[Records from a collection of figures]
§

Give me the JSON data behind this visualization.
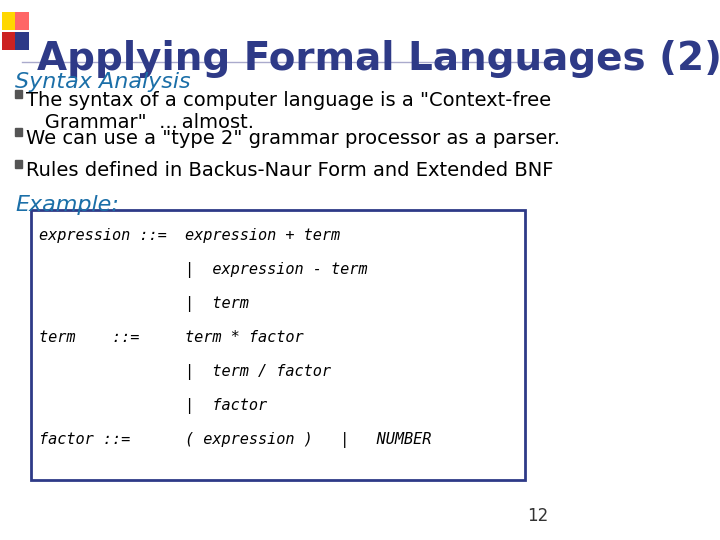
{
  "title": "Applying Formal Languages (2)",
  "title_color": "#2E3A87",
  "title_fontsize": 28,
  "bg_color": "#FFFFFF",
  "subtitle": "Syntax Analysis",
  "subtitle_color": "#1B6FA8",
  "subtitle_fontsize": 16,
  "bullets": [
    "The syntax of a computer language is a \"Context-free\n   Grammar\"  ... almost.",
    "We can use a \"type 2\" grammar processor as a parser.",
    "Rules defined in Backus-Naur Form and Extended BNF"
  ],
  "bullet_color": "#000000",
  "bullet_fontsize": 14,
  "example_label": "Example:",
  "example_color": "#1B6FA8",
  "example_fontsize": 16,
  "code_lines": [
    "expression ::=  expression + term",
    "                |  expression - term",
    "                |  term",
    "term    ::=     term * factor",
    "                |  term / factor",
    "                |  factor",
    "factor ::=      ( expression )   |   NUMBER"
  ],
  "code_color": "#000000",
  "code_fontsize": 11,
  "code_box_color": "#2E3A87",
  "slide_number": "12",
  "accent_colors": [
    "#FFD700",
    "#FF6B6B",
    "#8B0000",
    "#2E3A87"
  ],
  "hline_color": "#AAAACC"
}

§

» **Work to complete**:
Tally the lines in this data that hold the word "term" and state only the count.

» **Full solution**:
5